::: PROVIDED DATA
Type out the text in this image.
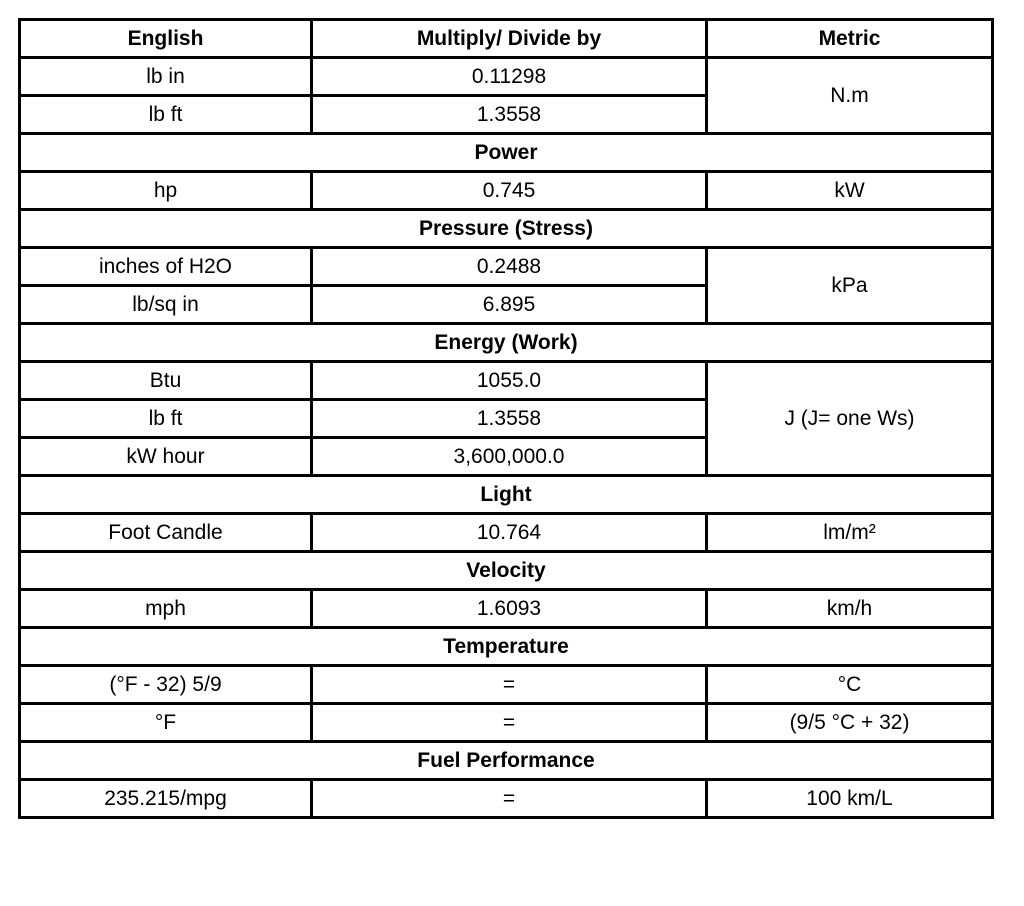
English	Multiply/ Divide by	Metric
lb in	0.11298	N.m
lb ft	1.3558	
Power		
hp	0.745	kW
Pressure (Stress)		
inches of H2O	0.2488	kPa
lb/sq in	6.895	
Energy (Work)		
Btu	1055.0	J (J= one Ws)
lb ft	1.3558	
kW hour	3,600,000.0	
Light		
Foot Candle	10.764	lm/m²
Velocity		
mph	1.6093	km/h
Temperature		
(°F - 32) 5/9	=	°C
°F	=	(9/5 °C + 32)
Fuel Performance		
235.215/mpg	=	100 km/L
::::::
> WORK REQUIRED: Set every line down exactly as written, leaving each picture out.

> RESPONSE TO THE TASK:
Type out the text in this image.
English	Multiply/ Divide by	Metric
lb in	0.11298	N.m
lb ft	1.3558	
Power		
hp	0.745	kW
Pressure (Stress)		
inches of H2O	0.2488	kPa
lb/sq in	6.895	
Energy (Work)		
Btu	1055.0	J (J= one Ws)
lb ft	1.3558	
kW hour	3,600,000.0	
Light		
Foot Candle	10.764	lm/m²
Velocity		
mph	1.6093	km/h
Temperature		
(°F - 32) 5/9	=	°C
°F	=	(9/5 °C + 32)
Fuel Performance		
235.215/mpg	=	100 km/L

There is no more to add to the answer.